* PROVIDED RECORDS:
* * *

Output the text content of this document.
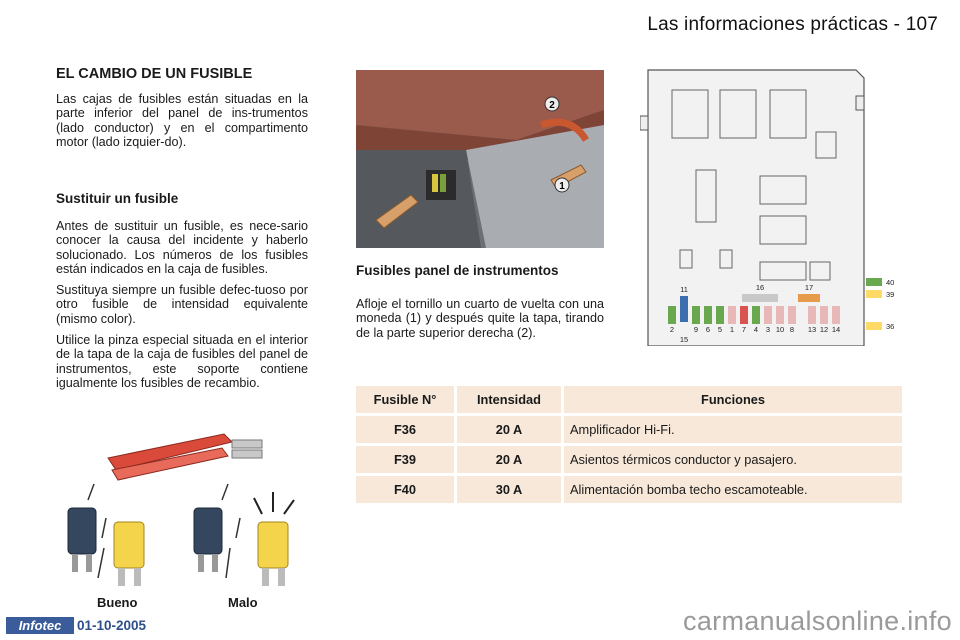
Las informaciones prácticas - 107
EL CAMBIO DE UN FUSIBLE

Las cajas de fusibles están situadas en la parte inferior del panel de ins-trumentos (lado conductor) y en el compartimento motor (lado izquier-do).

Sustituir un fusible

Antes de sustituir un fusible, es nece-sario conocer la causa del incidente y haberlo solucionado. Los números de los fusibles están indicados en la caja de fusibles.

Sustituya siempre un fusible defec-tuoso por otro fusible de intensidad equivalente (mismo color).

Utilice la pinza especial situada en el interior de la tapa de la caja de fusibles del panel de instrumentos, este soporte contiene igualmente los fusibles de recambio.

2
1
Fusibles panel de instrumentos

Afloje el tornillo un cuarto de vuelta con una moneda (1) y después quite la tapa, tirando de la parte superior derecha (2).

11	16	17
2	9 6 5 1 7 4 3 10 8 13 12 14
15
40
39
36
Fusible N°	Intensidad	Funciones
F36	20 A	Amplificador Hi-Fi.
F39	20 A	Asientos térmicos conductor y pasajero.
F40	30 A	Alimentación bomba techo escamoteable.
Bueno	Malo
Infotec	01-10-2005	carmanualsonline.info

* * *

* DIRECTION: Write the lines above out again exactly, without any of their pictures.

* SOLUTION FOR THIS PROBLEM:
Output the text content of this document.
Las informaciones prácticas - 107
EL CAMBIO DE UN FUSIBLE

Las cajas de fusibles están situadas en la parte inferior del panel de ins-trumentos (lado conductor) y en el compartimento motor (lado izquier-do).

Sustituir un fusible

Antes de sustituir un fusible, es nece-sario conocer la causa del incidente y haberlo solucionado. Los números de los fusibles están indicados en la caja de fusibles.

Sustituya siempre un fusible defec-tuoso por otro fusible de intensidad equivalente (mismo color).

Utilice la pinza especial situada en el interior de la tapa de la caja de fusibles del panel de instrumentos, este soporte contiene igualmente los fusibles de recambio.

2
1
Fusibles panel de instrumentos

Afloje el tornillo un cuarto de vuelta con una moneda (1) y después quite la tapa, tirando de la parte superior derecha (2).

11	16	17
2	9 6 5 1 7 4 3 10 8 13 12 14
15
40
39
36
Fusible N°	Intensidad	Funciones
F36	20 A	Amplificador Hi-Fi.
F39	20 A	Asientos térmicos conductor y pasajero.
F40	30 A	Alimentación bomba techo escamoteable.
Bueno	Malo
Infotec	01-10-2005	carmanualsonline.info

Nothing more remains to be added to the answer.